Add a Git-based repository to Amazon EMR - Amazon EMR

Add a Git-based repository to Amazon EMR

Note

EMR Notebooks are available as EMR Studio Workspaces in the console. The Create Workspace button in the console lets you create new notebooks. To access or create Workspaces, EMR Notebooks users need additional IAM role permissions. For more information, see Amazon EMR Notebooks are Amazon EMR Studio Workspaces in the console and Amazon EMR console.

Refer to the following sections for information on how to add a Git-based repository to an EMR notebook in the old console, or to an EMR Studio Workspace in the new console.

New console

Because EMR Notebooks are EMR Studio Workspaces in the new console, you can follow the instructions in Link Git-based repositories to an EMR Studio Workspace to associate up to three Git repositories with your Workspace.

Alternatively, you can use the JupyterLab Git extension. Choose the Git icon from the left sidebar of your Jupyterlab notebook to access the extension. For information about the extension, see the jupyterlab-git GitHub repo.

=-=-=

*Tasks to carry out*.
1 > Answer from the page on adding a Git-based repository to Amazon EMR:
(a) What do EMR Notebooks users need in order to access or create Workspaces?
(b) How many Git repositories can be associated with a Workspace?
(c) Where is the Git icon chosen to access the JupyterLab Git extension?
2 > Reproduce word for word the part of the page on adding a Git-based repository to Amazon EMR that runs from "Refer to the" up to and including "jupyterlab-git GitHub repo.".

*Dataset entries*.
=-=-=

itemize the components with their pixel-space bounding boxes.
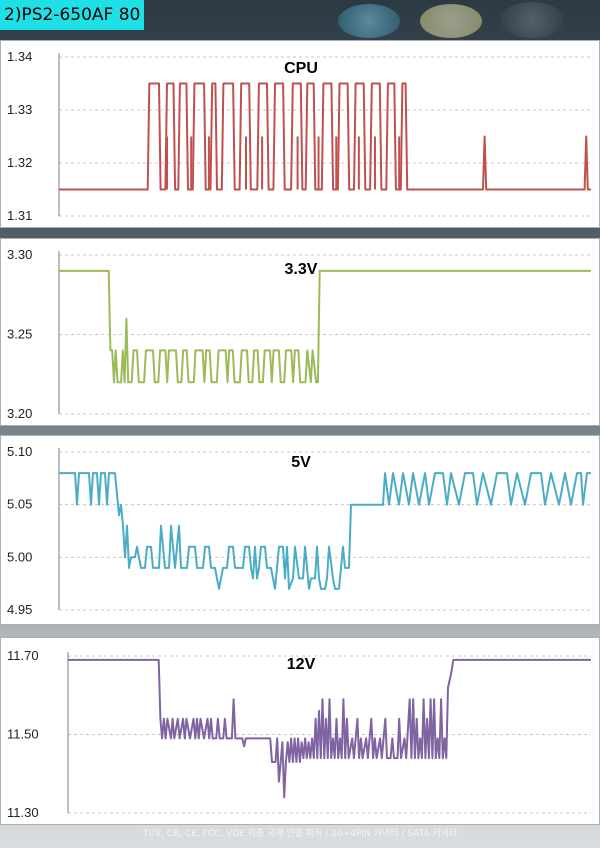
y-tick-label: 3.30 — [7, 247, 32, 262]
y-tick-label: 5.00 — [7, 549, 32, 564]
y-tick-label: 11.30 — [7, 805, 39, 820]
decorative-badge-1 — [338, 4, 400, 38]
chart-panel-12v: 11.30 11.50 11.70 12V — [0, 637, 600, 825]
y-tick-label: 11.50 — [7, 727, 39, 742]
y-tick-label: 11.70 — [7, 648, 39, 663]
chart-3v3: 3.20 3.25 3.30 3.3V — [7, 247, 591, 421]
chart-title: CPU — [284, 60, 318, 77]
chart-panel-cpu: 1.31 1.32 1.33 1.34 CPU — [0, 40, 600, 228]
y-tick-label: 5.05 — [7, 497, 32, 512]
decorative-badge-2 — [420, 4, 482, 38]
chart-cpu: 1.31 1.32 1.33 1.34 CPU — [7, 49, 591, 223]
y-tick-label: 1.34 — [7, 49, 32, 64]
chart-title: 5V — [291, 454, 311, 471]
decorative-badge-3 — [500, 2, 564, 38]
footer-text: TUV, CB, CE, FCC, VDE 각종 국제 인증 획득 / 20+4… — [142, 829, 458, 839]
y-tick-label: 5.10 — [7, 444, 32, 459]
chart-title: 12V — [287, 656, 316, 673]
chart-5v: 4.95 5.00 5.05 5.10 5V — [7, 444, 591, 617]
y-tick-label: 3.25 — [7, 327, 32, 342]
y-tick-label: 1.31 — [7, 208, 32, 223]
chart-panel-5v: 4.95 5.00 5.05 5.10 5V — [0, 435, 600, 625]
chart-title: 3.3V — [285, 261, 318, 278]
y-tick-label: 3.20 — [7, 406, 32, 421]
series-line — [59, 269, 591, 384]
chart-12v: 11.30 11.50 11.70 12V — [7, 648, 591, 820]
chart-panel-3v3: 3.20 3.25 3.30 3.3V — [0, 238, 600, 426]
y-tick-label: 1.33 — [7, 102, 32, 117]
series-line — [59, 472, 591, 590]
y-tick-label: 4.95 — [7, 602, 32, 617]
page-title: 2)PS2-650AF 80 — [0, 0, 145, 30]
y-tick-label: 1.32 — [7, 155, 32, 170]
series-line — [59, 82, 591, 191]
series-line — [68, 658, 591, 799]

=-=-=

*Task-by-task outputs*.
1 >
(a) Additional IAM role permissions.
(b) Up to three.
(c) From the left sidebar of the Jupyterlab notebook.

2 >
Refer to the following sections for information on how to add a Git-based repository to an EMR notebook in the old console, or to an EMR Studio Workspace in the new console.

New console

Because EMR Notebooks are EMR Studio Workspaces in the new console, you can follow the instructions in Link Git-based repositories to an EMR Studio Workspace to associate up to three Git repositories with your Workspace.

Alternatively, you can use the JupyterLab Git extension. Choose the Git icon from the left sidebar of your Jupyterlab notebook to access the extension. For information about the extension, see the jupyterlab-git GitHub repo.